*** Supplied data
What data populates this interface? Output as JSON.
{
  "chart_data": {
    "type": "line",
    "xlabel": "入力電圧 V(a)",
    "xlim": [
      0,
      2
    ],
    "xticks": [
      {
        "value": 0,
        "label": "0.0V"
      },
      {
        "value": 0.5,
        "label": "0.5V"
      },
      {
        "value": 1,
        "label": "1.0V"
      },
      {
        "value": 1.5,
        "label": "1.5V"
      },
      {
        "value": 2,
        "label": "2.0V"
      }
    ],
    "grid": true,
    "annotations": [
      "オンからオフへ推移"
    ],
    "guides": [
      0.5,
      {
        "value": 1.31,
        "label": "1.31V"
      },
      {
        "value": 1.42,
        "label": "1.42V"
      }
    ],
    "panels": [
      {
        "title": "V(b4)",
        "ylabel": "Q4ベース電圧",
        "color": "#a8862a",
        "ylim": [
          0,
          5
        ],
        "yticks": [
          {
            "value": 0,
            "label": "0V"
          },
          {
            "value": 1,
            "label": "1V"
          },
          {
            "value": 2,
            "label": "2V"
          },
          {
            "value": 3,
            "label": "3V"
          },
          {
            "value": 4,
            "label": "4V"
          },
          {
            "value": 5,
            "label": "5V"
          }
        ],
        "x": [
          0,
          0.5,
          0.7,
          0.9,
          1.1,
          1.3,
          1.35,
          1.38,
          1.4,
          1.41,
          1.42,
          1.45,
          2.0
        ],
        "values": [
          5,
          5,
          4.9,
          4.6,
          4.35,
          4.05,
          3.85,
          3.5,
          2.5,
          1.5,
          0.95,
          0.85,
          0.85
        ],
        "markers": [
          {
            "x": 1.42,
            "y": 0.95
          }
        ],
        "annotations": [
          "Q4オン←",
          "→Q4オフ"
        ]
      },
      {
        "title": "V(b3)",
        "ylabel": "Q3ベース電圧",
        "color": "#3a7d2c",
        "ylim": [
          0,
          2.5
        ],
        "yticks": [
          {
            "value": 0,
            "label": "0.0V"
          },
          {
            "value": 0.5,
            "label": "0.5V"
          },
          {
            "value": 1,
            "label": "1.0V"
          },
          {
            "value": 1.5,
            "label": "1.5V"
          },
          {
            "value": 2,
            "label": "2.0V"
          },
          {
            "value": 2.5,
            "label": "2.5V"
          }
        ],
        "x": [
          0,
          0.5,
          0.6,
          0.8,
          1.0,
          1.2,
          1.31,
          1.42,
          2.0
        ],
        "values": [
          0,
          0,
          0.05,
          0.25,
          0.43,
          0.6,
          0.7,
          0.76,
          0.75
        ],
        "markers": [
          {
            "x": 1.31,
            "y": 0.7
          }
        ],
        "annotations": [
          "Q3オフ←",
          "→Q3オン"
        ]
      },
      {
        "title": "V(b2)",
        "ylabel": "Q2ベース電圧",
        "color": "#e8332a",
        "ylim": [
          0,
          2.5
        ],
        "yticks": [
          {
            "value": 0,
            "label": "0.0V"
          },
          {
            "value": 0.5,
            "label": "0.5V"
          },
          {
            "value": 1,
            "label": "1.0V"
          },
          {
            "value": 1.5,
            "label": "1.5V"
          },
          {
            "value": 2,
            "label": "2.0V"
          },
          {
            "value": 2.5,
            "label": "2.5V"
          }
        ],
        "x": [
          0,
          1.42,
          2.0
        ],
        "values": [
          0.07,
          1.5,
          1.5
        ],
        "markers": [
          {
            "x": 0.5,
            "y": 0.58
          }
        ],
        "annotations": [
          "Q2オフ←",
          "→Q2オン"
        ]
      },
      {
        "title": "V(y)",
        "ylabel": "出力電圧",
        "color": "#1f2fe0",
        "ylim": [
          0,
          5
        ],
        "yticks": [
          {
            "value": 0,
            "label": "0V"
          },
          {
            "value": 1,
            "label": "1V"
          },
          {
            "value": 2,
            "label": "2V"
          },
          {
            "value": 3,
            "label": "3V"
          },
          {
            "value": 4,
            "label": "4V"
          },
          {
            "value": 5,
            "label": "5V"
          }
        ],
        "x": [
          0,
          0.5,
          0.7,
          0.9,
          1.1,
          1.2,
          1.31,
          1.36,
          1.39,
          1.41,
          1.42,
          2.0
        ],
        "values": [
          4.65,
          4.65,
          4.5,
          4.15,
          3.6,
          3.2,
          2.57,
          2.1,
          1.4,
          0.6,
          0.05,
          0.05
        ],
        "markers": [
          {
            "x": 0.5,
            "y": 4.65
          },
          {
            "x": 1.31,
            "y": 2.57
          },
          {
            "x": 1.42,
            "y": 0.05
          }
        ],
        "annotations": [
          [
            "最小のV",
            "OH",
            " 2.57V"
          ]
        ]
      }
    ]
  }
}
******
Given task =>
Exactly as written above, please repeat the entries.

Answer for the task =>
What data populates this interface? Output as JSON.
{
  "chart_data": {
    "type": "line",
    "xlabel": "入力電圧 V(a)",
    "xlim": [
      0,
      2
    ],
    "xticks": [
      {
        "value": 0,
        "label": "0.0V"
      },
      {
        "value": 0.5,
        "label": "0.5V"
      },
      {
        "value": 1,
        "label": "1.0V"
      },
      {
        "value": 1.5,
        "label": "1.5V"
      },
      {
        "value": 2,
        "label": "2.0V"
      }
    ],
    "grid": true,
    "annotations": [
      "オンからオフへ推移"
    ],
    "guides": [
      0.5,
      {
        "value": 1.31,
        "label": "1.31V"
      },
      {
        "value": 1.42,
        "label": "1.42V"
      }
    ],
    "panels": [
      {
        "title": "V(b4)",
        "ylabel": "Q4ベース電圧",
        "color": "#a8862a",
        "ylim": [
          0,
          5
        ],
        "yticks": [
          {
            "value": 0,
            "label": "0V"
          },
          {
            "value": 1,
            "label": "1V"
          },
          {
            "value": 2,
            "label": "2V"
          },
          {
            "value": 3,
            "label": "3V"
          },
          {
            "value": 4,
            "label": "4V"
          },
          {
            "value": 5,
            "label": "5V"
          }
        ],
        "x": [
          0,
          0.5,
          0.7,
          0.9,
          1.1,
          1.3,
          1.35,
          1.38,
          1.4,
          1.41,
          1.42,
          1.45,
          2.0
        ],
        "values": [
          5,
          5,
          4.9,
          4.6,
          4.35,
          4.05,
          3.85,
          3.5,
          2.5,
          1.5,
          0.95,
          0.85,
          0.85
        ],
        "markers": [
          {
            "x": 1.42,
            "y": 0.95
          }
        ],
        "annotations": [
          "Q4オン←",
          "→Q4オフ"
        ]
      },
      {
        "title": "V(b3)",
        "ylabel": "Q3ベース電圧",
        "color": "#3a7d2c",
        "ylim": [
          0,
          2.5
        ],
        "yticks": [
          {
            "value": 0,
            "label": "0.0V"
          },
          {
            "value": 0.5,
            "label": "0.5V"
          },
          {
            "value": 1,
            "label": "1.0V"
          },
          {
            "value": 1.5,
            "label": "1.5V"
          },
          {
            "value": 2,
            "label": "2.0V"
          },
          {
            "value": 2.5,
            "label": "2.5V"
          }
        ],
        "x": [
          0,
          0.5,
          0.6,
          0.8,
          1.0,
          1.2,
          1.31,
          1.42,
          2.0
        ],
        "values": [
          0,
          0,
          0.05,
          0.25,
          0.43,
          0.6,
          0.7,
          0.76,
          0.75
        ],
        "markers": [
          {
            "x": 1.31,
            "y": 0.7
          }
        ],
        "annotations": [
          "Q3オフ←",
          "→Q3オン"
        ]
      },
      {
        "title": "V(b2)",
        "ylabel": "Q2ベース電圧",
        "color": "#e8332a",
        "ylim": [
          0,
          2.5
        ],
        "yticks": [
          {
            "value": 0,
            "label": "0.0V"
          },
          {
            "value": 0.5,
            "label": "0.5V"
          },
          {
            "value": 1,
            "label": "1.0V"
          },
          {
            "value": 1.5,
            "label": "1.5V"
          },
          {
            "value": 2,
            "label": "2.0V"
          },
          {
            "value": 2.5,
            "label": "2.5V"
          }
        ],
        "x": [
          0,
          1.42,
          2.0
        ],
        "values": [
          0.07,
          1.5,
          1.5
        ],
        "markers": [
          {
            "x": 0.5,
            "y": 0.58
          }
        ],
        "annotations": [
          "Q2オフ←",
          "→Q2オン"
        ]
      },
      {
        "title": "V(y)",
        "ylabel": "出力電圧",
        "color": "#1f2fe0",
        "ylim": [
          0,
          5
        ],
        "yticks": [
          {
            "value": 0,
            "label": "0V"
          },
          {
            "value": 1,
            "label": "1V"
          },
          {
            "value": 2,
            "label": "2V"
          },
          {
            "value": 3,
            "label": "3V"
          },
          {
            "value": 4,
            "label": "4V"
          },
          {
            "value": 5,
            "label": "5V"
          }
        ],
        "x": [
          0,
          0.5,
          0.7,
          0.9,
          1.1,
          1.2,
          1.31,
          1.36,
          1.39,
          1.41,
          1.42,
          2.0
        ],
        "values": [
          4.65,
          4.65,
          4.5,
          4.15,
          3.6,
          3.2,
          2.57,
          2.1,
          1.4,
          0.6,
          0.05,
          0.05
        ],
        "markers": [
          {
            "x": 0.5,
            "y": 4.65
          },
          {
            "x": 1.31,
            "y": 2.57
          },
          {
            "x": 1.42,
            "y": 0.05
          }
        ],
        "annotations": [
          [
            "最小のV",
            "OH",
            " 2.57V"
          ]
        ]
      }
    ]
  }
}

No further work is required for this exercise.